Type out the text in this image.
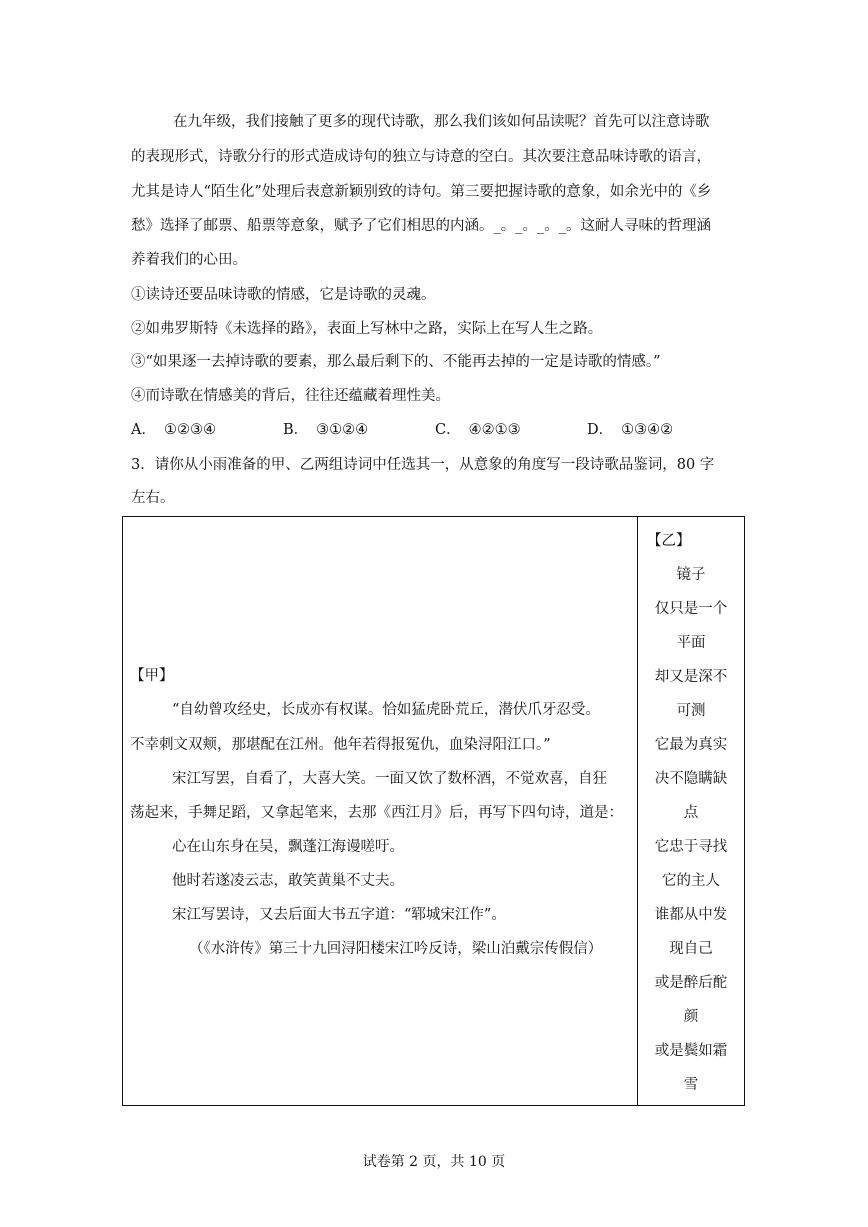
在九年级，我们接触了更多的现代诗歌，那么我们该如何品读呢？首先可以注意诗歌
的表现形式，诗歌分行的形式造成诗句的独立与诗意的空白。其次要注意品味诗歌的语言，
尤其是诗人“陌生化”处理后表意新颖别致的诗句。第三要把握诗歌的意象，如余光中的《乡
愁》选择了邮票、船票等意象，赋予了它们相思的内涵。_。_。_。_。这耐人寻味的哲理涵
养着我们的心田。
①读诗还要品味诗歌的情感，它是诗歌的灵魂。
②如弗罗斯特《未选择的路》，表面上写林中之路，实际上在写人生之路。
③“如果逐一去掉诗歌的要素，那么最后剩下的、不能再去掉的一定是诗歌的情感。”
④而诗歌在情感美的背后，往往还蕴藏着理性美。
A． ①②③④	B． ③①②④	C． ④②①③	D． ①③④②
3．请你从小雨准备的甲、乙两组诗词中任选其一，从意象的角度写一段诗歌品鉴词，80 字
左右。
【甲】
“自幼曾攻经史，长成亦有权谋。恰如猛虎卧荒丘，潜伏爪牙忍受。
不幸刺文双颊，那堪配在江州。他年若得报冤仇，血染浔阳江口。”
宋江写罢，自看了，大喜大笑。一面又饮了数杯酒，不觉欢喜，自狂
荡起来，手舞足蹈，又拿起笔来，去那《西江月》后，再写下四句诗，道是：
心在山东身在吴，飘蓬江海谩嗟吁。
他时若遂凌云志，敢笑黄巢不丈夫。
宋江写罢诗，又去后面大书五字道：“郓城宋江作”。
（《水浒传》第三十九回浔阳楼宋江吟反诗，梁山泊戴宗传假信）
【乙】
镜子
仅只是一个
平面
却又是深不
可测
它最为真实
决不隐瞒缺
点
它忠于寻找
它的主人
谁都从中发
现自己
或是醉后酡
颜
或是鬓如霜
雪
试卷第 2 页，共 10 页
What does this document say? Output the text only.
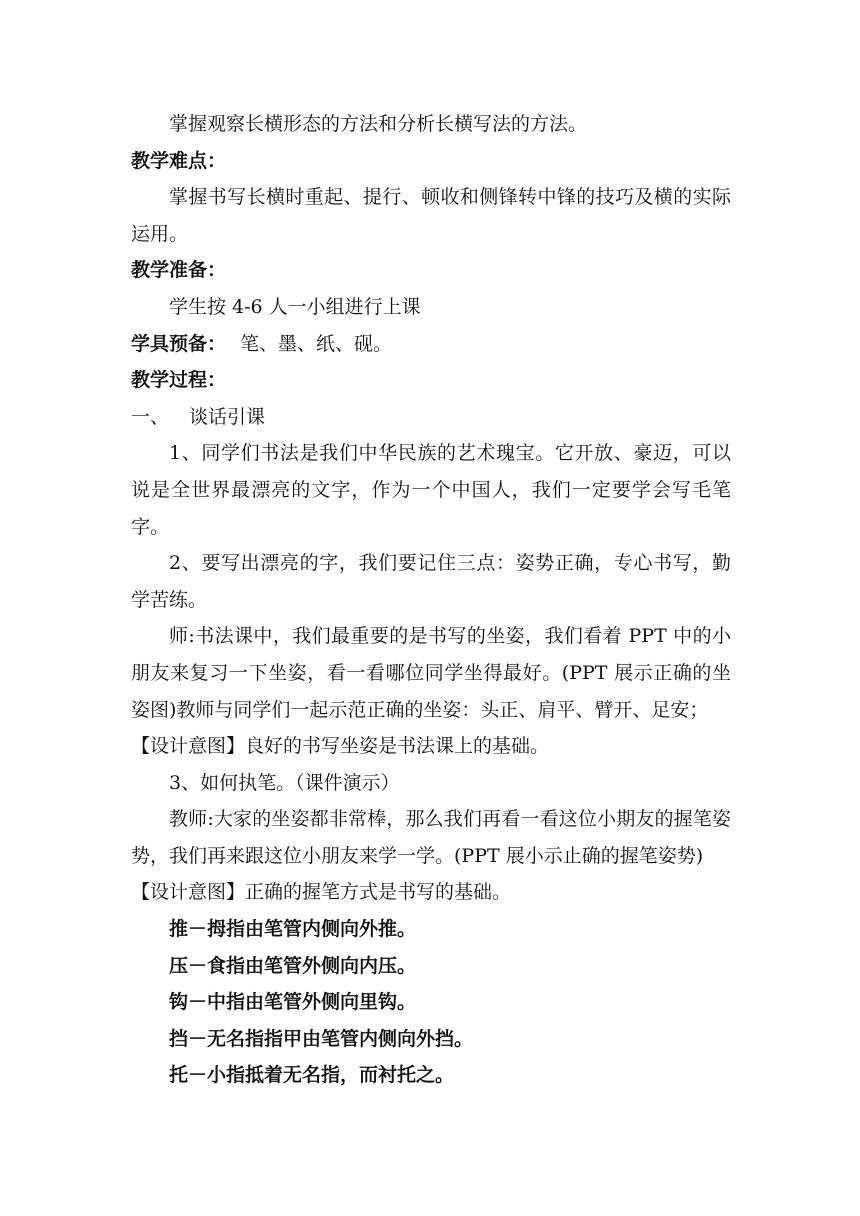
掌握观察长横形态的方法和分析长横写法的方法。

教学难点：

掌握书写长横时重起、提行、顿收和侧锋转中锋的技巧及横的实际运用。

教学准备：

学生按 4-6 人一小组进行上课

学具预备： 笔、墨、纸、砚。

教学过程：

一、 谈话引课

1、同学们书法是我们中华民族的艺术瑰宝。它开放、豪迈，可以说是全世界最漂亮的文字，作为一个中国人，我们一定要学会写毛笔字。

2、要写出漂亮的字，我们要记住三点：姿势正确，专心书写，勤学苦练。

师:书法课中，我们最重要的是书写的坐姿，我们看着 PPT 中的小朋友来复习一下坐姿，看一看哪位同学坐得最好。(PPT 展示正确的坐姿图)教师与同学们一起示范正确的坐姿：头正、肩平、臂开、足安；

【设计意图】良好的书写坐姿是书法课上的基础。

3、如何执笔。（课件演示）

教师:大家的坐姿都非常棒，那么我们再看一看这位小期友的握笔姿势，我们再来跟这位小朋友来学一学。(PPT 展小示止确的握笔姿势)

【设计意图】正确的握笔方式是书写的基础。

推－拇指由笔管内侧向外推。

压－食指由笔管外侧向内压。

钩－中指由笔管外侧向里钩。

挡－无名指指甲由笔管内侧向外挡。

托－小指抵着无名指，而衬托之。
|---|
Transcribe the full listing above exactly as it stands, minus the pictures.

=== SOLUTION TO THIS EXERCISE ===
Type out the text in this image.
在九年级，我们接触了更多的现代诗歌，那么我们该如何品读呢？首先可以注意诗歌
的表现形式，诗歌分行的形式造成诗句的独立与诗意的空白。其次要注意品味诗歌的语言，
尤其是诗人“陌生化”处理后表意新颖别致的诗句。第三要把握诗歌的意象，如余光中的《乡
愁》选择了邮票、船票等意象，赋予了它们相思的内涵。_。_。_。_。这耐人寻味的哲理涵
养着我们的心田。
①读诗还要品味诗歌的情感，它是诗歌的灵魂。
②如弗罗斯特《未选择的路》，表面上写林中之路，实际上在写人生之路。
③“如果逐一去掉诗歌的要素，那么最后剩下的、不能再去掉的一定是诗歌的情感。”
④而诗歌在情感美的背后，往往还蕴藏着理性美。
A． ①②③④	B． ③①②④	C． ④②①③	D． ①③④②
3．请你从小雨准备的甲、乙两组诗词中任选其一，从意象的角度写一段诗歌品鉴词，80 字
左右。
【甲】
“自幼曾攻经史，长成亦有权谋。恰如猛虎卧荒丘，潜伏爪牙忍受。
不幸刺文双颊，那堪配在江州。他年若得报冤仇，血染浔阳江口。”
宋江写罢，自看了，大喜大笑。一面又饮了数杯酒，不觉欢喜，自狂
荡起来，手舞足蹈，又拿起笔来，去那《西江月》后，再写下四句诗，道是：
心在山东身在吴，飘蓬江海谩嗟吁。
他时若遂凌云志，敢笑黄巢不丈夫。
宋江写罢诗，又去后面大书五字道：“郓城宋江作”。
（《水浒传》第三十九回浔阳楼宋江吟反诗，梁山泊戴宗传假信）
【乙】
镜子
仅只是一个
平面
却又是深不
可测
它最为真实
决不隐瞒缺
点
它忠于寻找
它的主人
谁都从中发
现自己
或是醉后酡
颜
或是鬓如霜
雪
试卷第 2 页，共 10 页
What does this document say? Output the text only.
掌握观察长横形态的方法和分析长横写法的方法。

教学难点：

掌握书写长横时重起、提行、顿收和侧锋转中锋的技巧及横的实际运用。

教学准备：

学生按 4-6 人一小组进行上课

学具预备： 笔、墨、纸、砚。

教学过程：

一、 谈话引课

1、同学们书法是我们中华民族的艺术瑰宝。它开放、豪迈，可以说是全世界最漂亮的文字，作为一个中国人，我们一定要学会写毛笔字。

2、要写出漂亮的字，我们要记住三点：姿势正确，专心书写，勤学苦练。

师:书法课中，我们最重要的是书写的坐姿，我们看着 PPT 中的小朋友来复习一下坐姿，看一看哪位同学坐得最好。(PPT 展示正确的坐姿图)教师与同学们一起示范正确的坐姿：头正、肩平、臂开、足安；

【设计意图】良好的书写坐姿是书法课上的基础。

3、如何执笔。（课件演示）

教师:大家的坐姿都非常棒，那么我们再看一看这位小期友的握笔姿势，我们再来跟这位小朋友来学一学。(PPT 展小示止确的握笔姿势)

【设计意图】正确的握笔方式是书写的基础。

推－拇指由笔管内侧向外推。

压－食指由笔管外侧向内压。

钩－中指由笔管外侧向里钩。

挡－无名指指甲由笔管内侧向外挡。

托－小指抵着无名指，而衬托之。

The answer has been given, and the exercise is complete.